## Written exercise
Count how many lines in the records below contain the string "knot", with matching that is case-sensitive. Reply with only the number.

------------

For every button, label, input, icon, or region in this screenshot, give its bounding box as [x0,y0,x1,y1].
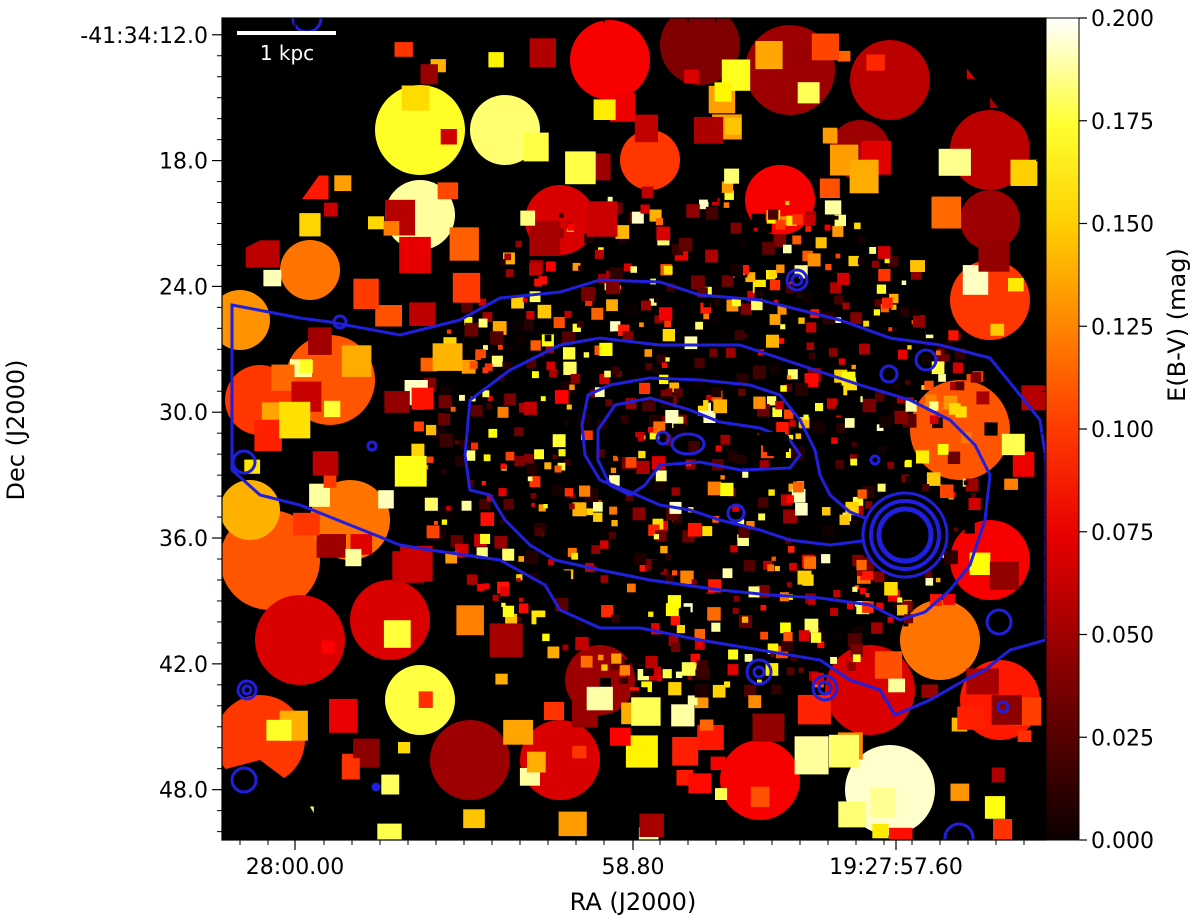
y-tick-label: 18.0 [159,150,208,175]
y-tick-label: -41:34:12.0 [80,24,208,49]
colorbar-tick-label: 0.100 [1091,418,1154,443]
colorbar-tick-label: 0.075 [1091,521,1154,546]
y-axis: -41:34:12.0 18.0 24.0 30.0 36.0 42.0 48.0 [80,24,1046,833]
contour-lines [230,18,1046,840]
scale-bar: 1 kpc [237,31,336,65]
knot-contour [670,432,706,456]
y-tick-label: 24.0 [159,275,208,300]
x-axis: 28:00.00 58.80 19:27:57.60 [239,18,1025,880]
y-tick-label: 30.0 [159,401,208,426]
ebv-map [222,18,1046,840]
masked-point-source [861,491,949,579]
y-tick-label: 42.0 [159,653,208,678]
y-axis-label: Dec (J2000) [2,360,30,501]
knot-contour-small [655,430,671,446]
x-axis-label: RA (J2000) [570,888,697,916]
x-tick-label: 19:27:57.60 [829,855,963,880]
x-tick-label: 28:00.00 [246,855,344,880]
colorbar-gradient [1045,17,1080,841]
colorbar-tick-label: 0.175 [1091,110,1154,135]
colorbar-tick-label: 0.050 [1091,624,1154,649]
colorbar: 0.000 0.025 0.050 0.075 0.100 0.125 0.150 0.175… [1045,7,1191,854]
colorbar-tick-label: 0.200 [1091,7,1154,32]
colorbar-tick-label: 0.150 [1091,213,1154,238]
y-tick-label: 36.0 [159,527,208,552]
colorbar-tick-label: 0.000 [1091,829,1154,854]
colorbar-label: E(B-V) (mag) [1163,248,1191,402]
x-tick-label: 58.80 [602,855,665,880]
masked-stars [614,431,789,457]
mid-contour [463,336,992,622]
colorbar-tick-label: 0.025 [1091,726,1154,751]
outer-contour [230,278,1046,717]
scale-bar-label: 1 kpc [260,41,314,65]
core-contour [596,396,802,497]
y-tick-label: 48.0 [159,779,208,804]
colorbar-tick-label: 0.125 [1091,315,1154,340]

------------

## The result
2